ЗАДАНИЕ -> Повторите дословно часть текста для чтения: начните с места, где стоят слова «И с нетерпением», и остановитесь после слов «оставшихся на родине.».

ТЕКСТ ДЛЯ ЧТЕНИЯ ->
......

"Вы помните нашу главную улицу? – в волнении спрашивают они. – Так вот," (здесь описания, конечно же, разнятся) "наш дом третий справа, коль вы свернули у кинотеатра, – ну, вы знаете, тот белый каркасный, что позади лужайки".

И с нетерпением ждут моего ответа, что, разумеется, я его помню, эдакую типичную американскую постройку, что похожи, как две капли воды, куда ни приедешь. А после вопят, и хохочут, и хлопают себя по коленям и меня по плечам, крича своим товарищам: "Представляешь? Она знает, где я живу! Она видела мой дом … а может, и моих родных!" Затем переходят к делу, доставая свои бумажники, чтобы показать мне фотографии семей, оставшихся на родине.

......

Данные для предсказания ограничивающих рамок:
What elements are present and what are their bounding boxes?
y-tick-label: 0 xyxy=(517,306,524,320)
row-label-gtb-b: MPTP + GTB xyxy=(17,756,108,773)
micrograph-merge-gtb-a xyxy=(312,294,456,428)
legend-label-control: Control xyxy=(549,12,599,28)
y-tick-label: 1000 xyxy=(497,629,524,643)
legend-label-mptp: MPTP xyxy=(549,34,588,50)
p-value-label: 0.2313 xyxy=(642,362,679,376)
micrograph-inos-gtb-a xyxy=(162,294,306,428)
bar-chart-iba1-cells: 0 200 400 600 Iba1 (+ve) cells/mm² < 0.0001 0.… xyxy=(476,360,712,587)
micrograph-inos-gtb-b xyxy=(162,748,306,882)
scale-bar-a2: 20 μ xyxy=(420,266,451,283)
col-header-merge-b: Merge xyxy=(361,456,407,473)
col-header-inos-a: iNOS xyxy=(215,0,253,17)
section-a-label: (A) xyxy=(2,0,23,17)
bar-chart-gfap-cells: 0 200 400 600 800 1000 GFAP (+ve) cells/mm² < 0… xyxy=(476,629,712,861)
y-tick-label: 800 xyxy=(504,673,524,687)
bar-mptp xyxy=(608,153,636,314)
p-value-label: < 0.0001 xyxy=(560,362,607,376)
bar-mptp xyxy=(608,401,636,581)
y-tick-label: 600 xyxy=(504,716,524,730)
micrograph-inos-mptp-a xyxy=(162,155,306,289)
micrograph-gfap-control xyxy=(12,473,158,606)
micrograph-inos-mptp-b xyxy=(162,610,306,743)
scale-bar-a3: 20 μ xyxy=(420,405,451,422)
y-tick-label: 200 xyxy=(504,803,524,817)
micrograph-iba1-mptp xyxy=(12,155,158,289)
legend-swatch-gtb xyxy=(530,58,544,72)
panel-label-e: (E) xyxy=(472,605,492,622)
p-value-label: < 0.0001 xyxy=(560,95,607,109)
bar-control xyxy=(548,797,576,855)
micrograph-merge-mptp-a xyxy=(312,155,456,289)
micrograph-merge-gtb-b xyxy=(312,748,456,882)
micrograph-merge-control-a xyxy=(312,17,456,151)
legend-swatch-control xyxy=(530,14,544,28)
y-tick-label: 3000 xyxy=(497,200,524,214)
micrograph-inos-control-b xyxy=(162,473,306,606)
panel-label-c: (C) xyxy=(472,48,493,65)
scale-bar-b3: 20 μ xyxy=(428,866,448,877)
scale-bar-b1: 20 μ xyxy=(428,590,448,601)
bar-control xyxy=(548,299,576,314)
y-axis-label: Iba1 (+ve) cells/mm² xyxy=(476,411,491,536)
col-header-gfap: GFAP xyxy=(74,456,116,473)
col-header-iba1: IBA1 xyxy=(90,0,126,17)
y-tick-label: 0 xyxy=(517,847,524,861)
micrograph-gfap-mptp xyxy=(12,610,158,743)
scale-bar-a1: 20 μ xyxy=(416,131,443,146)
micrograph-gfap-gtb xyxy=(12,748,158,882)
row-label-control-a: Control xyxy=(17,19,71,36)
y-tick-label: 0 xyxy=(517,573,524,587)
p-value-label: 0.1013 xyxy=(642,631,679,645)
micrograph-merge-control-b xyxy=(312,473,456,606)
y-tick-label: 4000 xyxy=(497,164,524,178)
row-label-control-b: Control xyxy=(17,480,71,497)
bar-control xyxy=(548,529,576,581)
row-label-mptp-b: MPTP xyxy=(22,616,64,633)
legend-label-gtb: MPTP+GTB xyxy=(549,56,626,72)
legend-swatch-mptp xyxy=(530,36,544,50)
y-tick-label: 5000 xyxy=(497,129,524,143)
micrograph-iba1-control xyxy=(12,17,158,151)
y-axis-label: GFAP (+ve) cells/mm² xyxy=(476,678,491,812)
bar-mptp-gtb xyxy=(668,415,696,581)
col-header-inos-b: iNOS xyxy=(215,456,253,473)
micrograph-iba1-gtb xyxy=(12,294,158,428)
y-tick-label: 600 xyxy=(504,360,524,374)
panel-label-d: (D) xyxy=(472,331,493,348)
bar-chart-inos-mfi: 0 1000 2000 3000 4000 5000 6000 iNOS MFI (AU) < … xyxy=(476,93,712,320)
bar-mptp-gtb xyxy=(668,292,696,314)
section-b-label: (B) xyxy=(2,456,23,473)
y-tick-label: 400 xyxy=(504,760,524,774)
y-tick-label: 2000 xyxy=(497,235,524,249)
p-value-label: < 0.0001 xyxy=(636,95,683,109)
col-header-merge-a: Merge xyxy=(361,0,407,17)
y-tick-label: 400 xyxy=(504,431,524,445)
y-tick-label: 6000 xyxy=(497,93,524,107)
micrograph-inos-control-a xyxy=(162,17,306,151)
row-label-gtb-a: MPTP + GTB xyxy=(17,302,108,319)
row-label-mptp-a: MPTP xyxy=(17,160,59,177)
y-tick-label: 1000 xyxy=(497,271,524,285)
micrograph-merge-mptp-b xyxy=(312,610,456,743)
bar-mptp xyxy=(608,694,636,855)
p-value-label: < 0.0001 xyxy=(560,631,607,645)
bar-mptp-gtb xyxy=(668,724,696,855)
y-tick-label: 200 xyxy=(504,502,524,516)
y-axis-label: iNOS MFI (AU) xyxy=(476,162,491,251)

......

ОТВЕТ ->
И с нетерпением ждут моего ответа, что, разумеется, я его помню, эдакую типичную американскую постройку, что похожи, как две капли воды, куда ни приедешь. А после вопят, и хохочут, и хлопают себя по коленям и меня по плечам, крича своим товарищам: "Представляешь? Она знает, где я живу! Она видела мой дом … а может, и моих родных!" Затем переходят к делу, доставая свои бумажники, чтобы показать мне фотографии семей, оставшихся на родине.